Work required:
Among the entries that follow, tally the lines with the string "cheap". Give no more than the number.

Data records:
==*==
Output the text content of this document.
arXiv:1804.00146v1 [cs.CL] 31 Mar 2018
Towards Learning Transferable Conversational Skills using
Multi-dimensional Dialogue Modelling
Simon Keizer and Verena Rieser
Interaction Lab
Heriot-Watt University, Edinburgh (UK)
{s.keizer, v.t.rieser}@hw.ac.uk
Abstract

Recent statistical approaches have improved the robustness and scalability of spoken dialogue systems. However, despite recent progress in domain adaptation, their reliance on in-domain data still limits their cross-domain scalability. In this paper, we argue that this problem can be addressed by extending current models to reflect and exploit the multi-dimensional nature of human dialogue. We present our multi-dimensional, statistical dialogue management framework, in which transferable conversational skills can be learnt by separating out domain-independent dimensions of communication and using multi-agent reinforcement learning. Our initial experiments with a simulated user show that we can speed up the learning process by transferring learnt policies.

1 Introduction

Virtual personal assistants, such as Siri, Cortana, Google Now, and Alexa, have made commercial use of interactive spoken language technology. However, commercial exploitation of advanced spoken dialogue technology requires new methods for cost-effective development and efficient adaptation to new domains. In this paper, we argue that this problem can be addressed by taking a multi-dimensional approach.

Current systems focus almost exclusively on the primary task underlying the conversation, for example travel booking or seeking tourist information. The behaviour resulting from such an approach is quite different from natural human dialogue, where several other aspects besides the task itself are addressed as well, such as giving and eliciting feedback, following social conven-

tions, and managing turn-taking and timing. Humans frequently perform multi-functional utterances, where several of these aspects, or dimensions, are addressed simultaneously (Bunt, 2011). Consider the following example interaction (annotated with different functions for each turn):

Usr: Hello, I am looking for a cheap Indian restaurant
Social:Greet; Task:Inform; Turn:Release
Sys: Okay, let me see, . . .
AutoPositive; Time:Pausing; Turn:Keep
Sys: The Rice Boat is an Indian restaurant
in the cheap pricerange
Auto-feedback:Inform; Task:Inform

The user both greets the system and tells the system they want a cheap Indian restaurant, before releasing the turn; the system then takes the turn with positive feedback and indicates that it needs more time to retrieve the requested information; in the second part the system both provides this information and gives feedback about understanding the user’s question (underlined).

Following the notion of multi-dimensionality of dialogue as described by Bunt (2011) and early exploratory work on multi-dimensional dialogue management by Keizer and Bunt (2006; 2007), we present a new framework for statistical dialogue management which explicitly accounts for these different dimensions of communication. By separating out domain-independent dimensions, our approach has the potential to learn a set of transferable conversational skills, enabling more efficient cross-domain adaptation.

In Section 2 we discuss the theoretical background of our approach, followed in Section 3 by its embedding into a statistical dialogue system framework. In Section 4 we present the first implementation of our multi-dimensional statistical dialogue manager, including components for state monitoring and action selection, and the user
==*==
The result:
3